Material for the task:
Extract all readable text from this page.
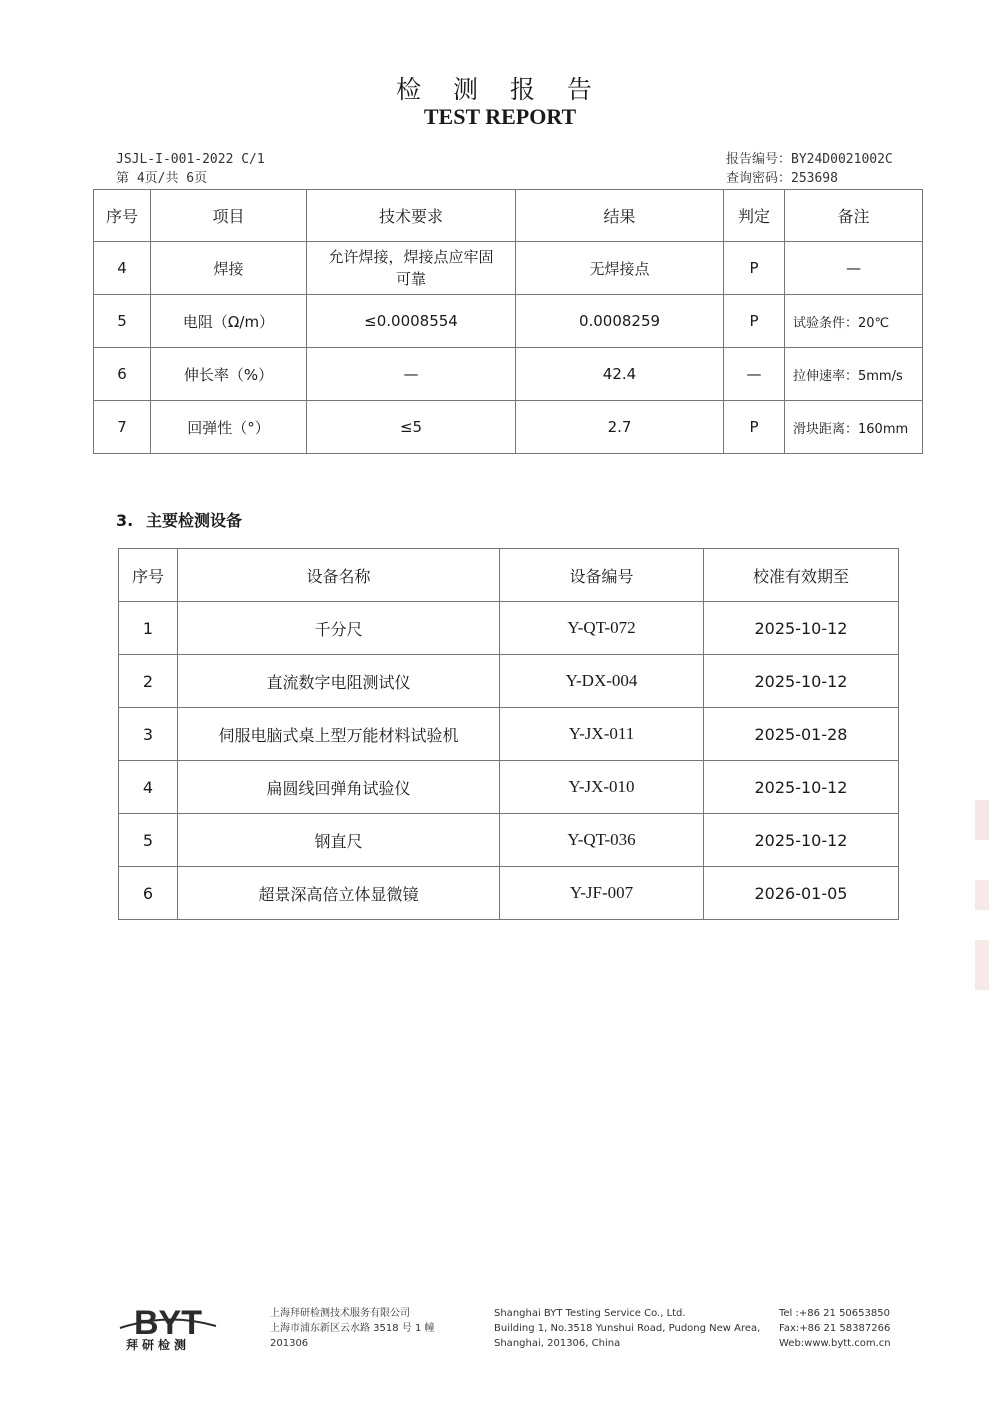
检 测 报 告
TEST REPORT
JSJL-I-001-2022 C/1
第 4页/共 6页
报告编号：BY24D0021002C
查询密码：253698
序号	项目	技术要求	结果	判定	备注
4	焊接	允许焊接，焊接点应牢固可靠	无焊接点	P	—
5	电阻（Ω/m）	≤0.0008554	0.0008259	P	试验条件：20℃
6	伸长率（%）	—	42.4	—	拉伸速率：5mm/s
7	回弹性（°）	≤5	2.7	P	滑块距离：160mm
3. 主要检测设备
序号	设备名称	设备编号	校准有效期至
1	千分尺	Y-QT-072	2025-10-12
2	直流数字电阻测试仪	Y-DX-004	2025-10-12
3	伺服电脑式桌上型万能材料试验机	Y-JX-011	2025-01-28
4	扁圆线回弹角试验仪	Y-JX-010	2025-10-12
5	钢直尺	Y-QT-036	2025-10-12
6	超景深高倍立体显微镜	Y-JF-007	2026-01-05
BYT
拜研检测
上海拜研检测技术服务有限公司
上海市浦东新区云水路 3518 号 1 幢
201306
Shanghai BYT Testing Service Co., Ltd.
Building 1, No.3518 Yunshui Road, Pudong New Area,
Shanghai, 201306, China
Tel :+86 21 50653850
Fax:+86 21 58387266
Web:www.bytt.com.cn
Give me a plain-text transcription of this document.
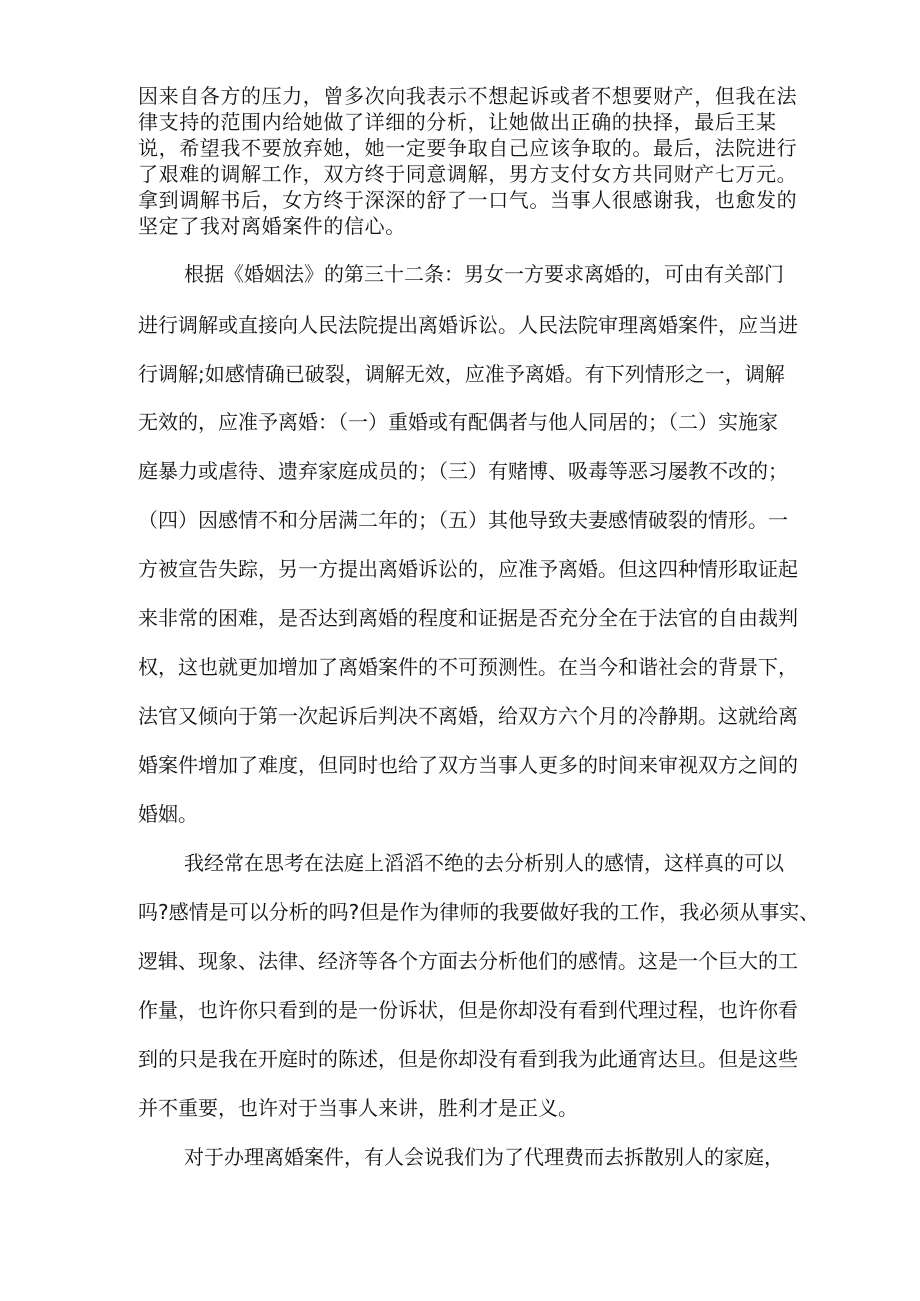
因来自各方的压力，曾多次向我表示不想起诉或者不想要财产，但我在法
律支持的范围内给她做了详细的分析，让她做出正确的抉择，最后王某
说，希望我不要放弃她，她一定要争取自己应该争取的。最后，法院进行
了艰难的调解工作，双方终于同意调解，男方支付女方共同财产七万元。
拿到调解书后，女方终于深深的舒了一口气。当事人很感谢我，也愈发的
坚定了我对离婚案件的信心。
根据《婚姻法》的第三十二条：男女一方要求离婚的，可由有关部门
进行调解或直接向人民法院提出离婚诉讼。人民法院审理离婚案件，应当进
行调解;如感情确已破裂，调解无效，应准予离婚。有下列情形之一，调解
无效的，应准予离婚：（一）重婚或有配偶者与他人同居的；（二）实施家
庭暴力或虐待、遗弃家庭成员的；（三）有赌博、吸毒等恶习屡教不改的；
（四）因感情不和分居满二年的；（五）其他导致夫妻感情破裂的情形。一
方被宣告失踪，另一方提出离婚诉讼的，应准予离婚。但这四种情形取证起
来非常的困难，是否达到离婚的程度和证据是否充分全在于法官的自由裁判
权，这也就更加增加了离婚案件的不可预测性。在当今和谐社会的背景下，
法官又倾向于第一次起诉后判决不离婚，给双方六个月的冷静期。这就给离
婚案件增加了难度，但同时也给了双方当事人更多的时间来审视双方之间的
婚姻。
我经常在思考在法庭上滔滔不绝的去分析别人的感情，这样真的可以
吗?感情是可以分析的吗?但是作为律师的我要做好我的工作，我必须从事实、
逻辑、现象、法律、经济等各个方面去分析他们的感情。这是一个巨大的工
作量，也许你只看到的是一份诉状，但是你却没有看到代理过程，也许你看
到的只是我在开庭时的陈述，但是你却没有看到我为此通宵达旦。但是这些
并不重要，也许对于当事人来讲，胜利才是正义。
对于办理离婚案件，有人会说我们为了代理费而去拆散别人的家庭，
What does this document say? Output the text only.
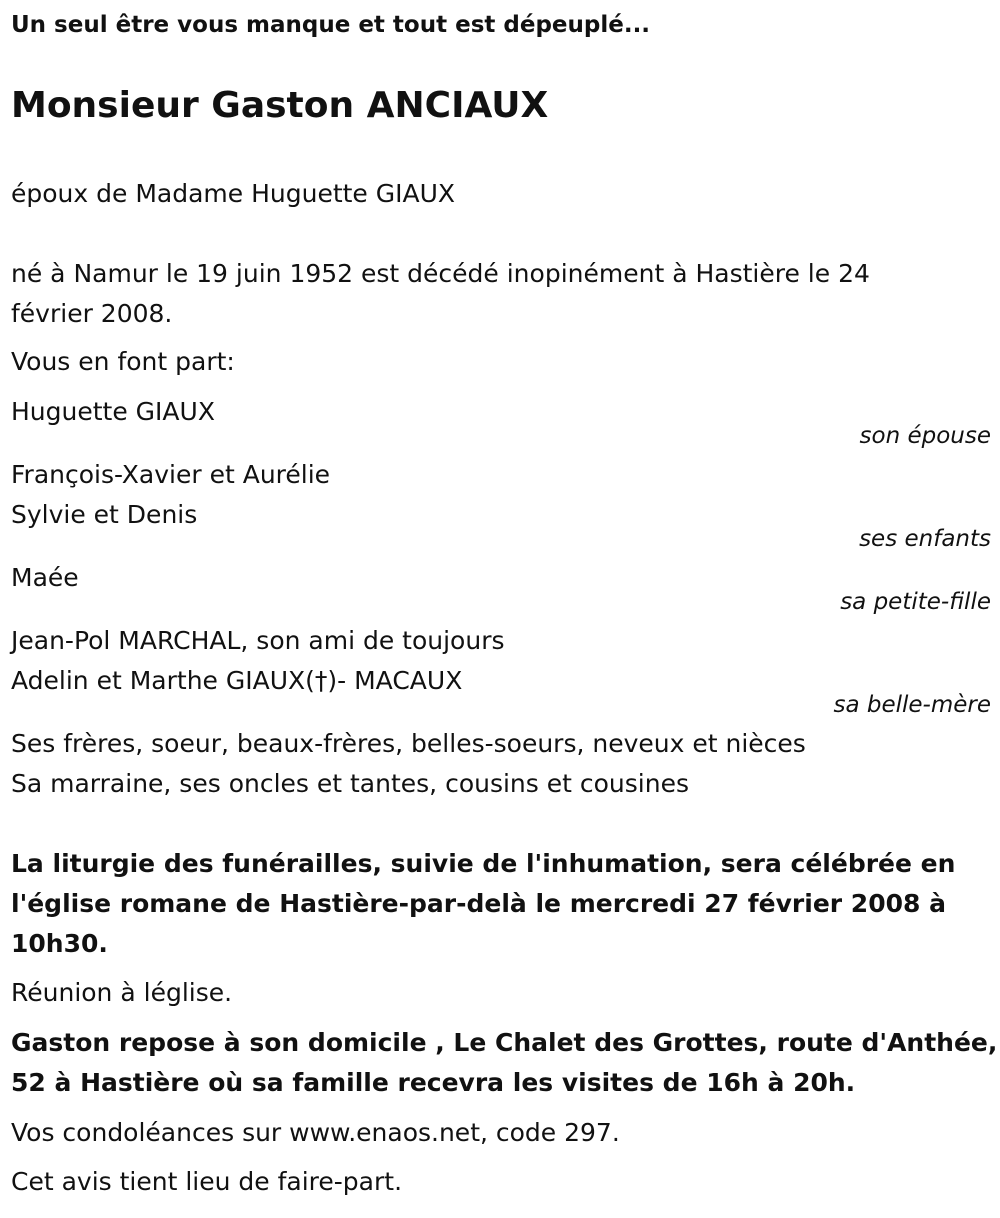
Un seul être vous manque et tout est dépeuplé...
Monsieur Gaston ANCIAUX
époux de Madame Huguette GIAUX
né à Namur le 19 juin 1952 est décédé inopinément à Hastière le 24
février 2008.
Vous en font part:
Huguette GIAUX
son épouse
François-Xavier et Aurélie
Sylvie et Denis
ses enfants
Maée
sa petite-fille
Jean-Pol MARCHAL, son ami de toujours
Adelin et Marthe GIAUX(†)- MACAUX
sa belle-mère
Ses frères, soeur, beaux-frères, belles-soeurs, neveux et nièces
Sa marraine, ses oncles et tantes, cousins et cousines
La liturgie des funérailles, suivie de l'inhumation, sera célébrée en
l'église romane de Hastière-par-delà le mercredi 27 février 2008 à
10h30.
Réunion à léglise.
Gaston repose à son domicile , Le Chalet des Grottes, route d'Anthée,
52 à Hastière où sa famille recevra les visites de 16h à 20h.
Vos condoléances sur www.enaos.net, code 297.
Cet avis tient lieu de faire-part.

Exercise: Collect, from the material above, every line containing the word "document".

Result for this exercise:
Give me a plain-text transcription of this document.
What does this document say? Output the text only.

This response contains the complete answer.